** Start MATERIAL FOR THIS EXERCISE **
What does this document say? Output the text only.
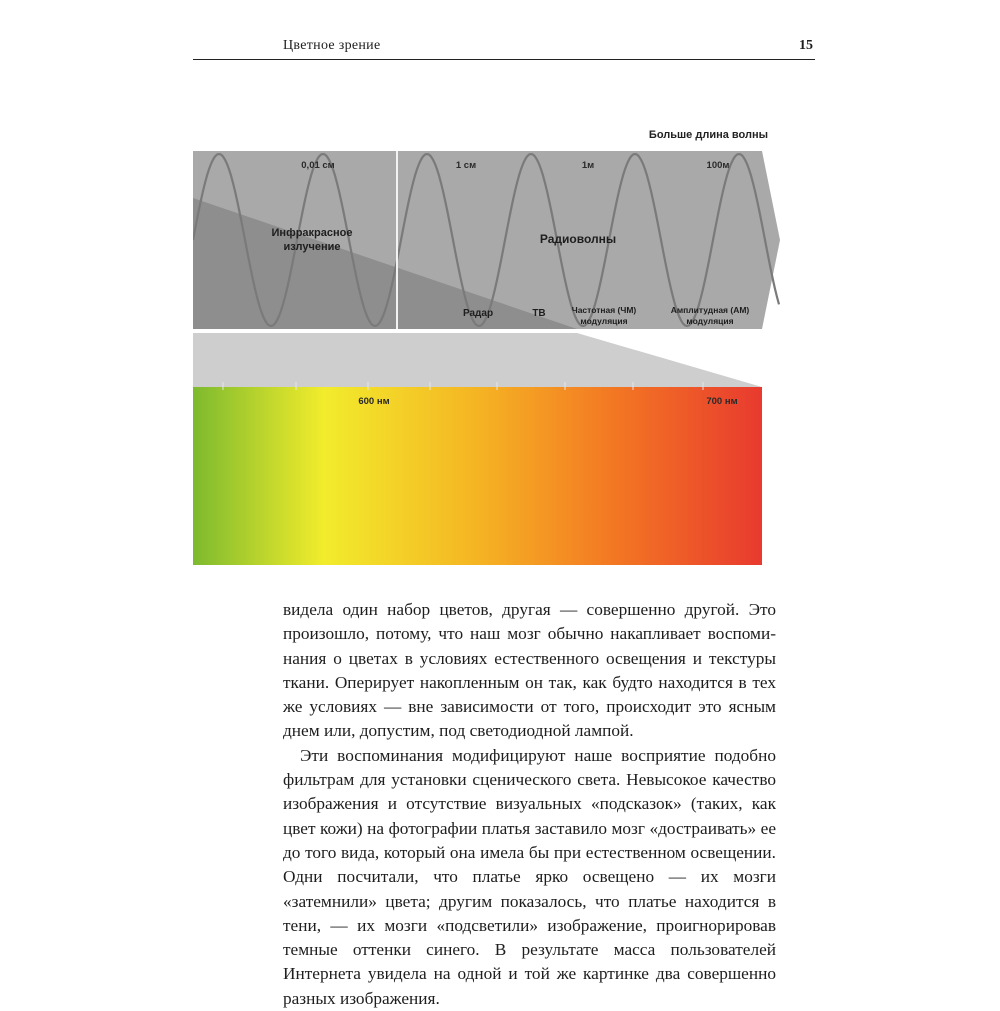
Цветное зрение	15
Больше длина волны
0,01 см	1 см	1м	100м
Инфракрасное
излучение
Радиоволны
Радар	ТВ	Частотная (ЧМ)
модуляция
Амплитудная (АМ)
модуляция
600 нм	700 нм

видела один набор цветов, другая — совершенно другой. Это произошло, потому, что наш мозг обычно накапливает воспоминания о цветах в условиях естественного освещения и текстуры ткани. Оперирует накопленным он так, как будто находится в тех же условиях — вне зависимости от того, происходит это ясным днем или, допустим, под светодиодной лампой.

Эти воспоминания модифицируют наше восприятие подобно фильтрам для установки сценического света. Невысокое качество изображения и отсутствие визуальных «подсказок» (таких, как цвет кожи) на фотографии платья заставило мозг «дострaивать» ее до того вида, который она имела бы при естественном освещении. Одни посчитали, что платье ярко освещено — их мозги «затемнили» цвета; другим показалось, что платье находится в тени, — их мозги «подсветили» изображение, проигнорировав темные оттенки синего. В результате масса пользователей Интернета увидела на одной и той же картинке два совершенно разных изображения.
** End MATERIAL FOR THIS EXERCISE **
Leave out the pictures and copy every record above exactly.

* _FINAL ANSWER_
What does this document say? Output the text only.
Цветное зрение	15
Больше длина волны
0,01 см	1 см	1м	100м
Инфракрасное
излучение
Радиоволны
Радар	ТВ	Частотная (ЧМ)
модуляция
Амплитудная (АМ)
модуляция
600 нм	700 нм

видела один набор цветов, другая — совершенно другой. Это произошло, потому, что наш мозг обычно накапливает воспоминания о цветах в условиях естественного освещения и текстуры ткани. Оперирует накопленным он так, как будто находится в тех же условиях — вне зависимости от того, происходит это ясным днем или, допустим, под светодиодной лампой.

Эти воспоминания модифицируют наше восприятие подобно фильтрам для установки сценического света. Невысокое качество изображения и отсутствие визуальных «подсказок» (таких, как цвет кожи) на фотографии платья заставило мозг «дострaивать» ее до того вида, который она имела бы при естественном освещении. Одни посчитали, что платье ярко освещено — их мозги «затемнили» цвета; другим показалось, что платье находится в тени, — их мозги «подсветили» изображение, проигнорировав темные оттенки синего. В результате масса пользователей Интернета увидела на одной и той же картинке два совершенно разных изображения.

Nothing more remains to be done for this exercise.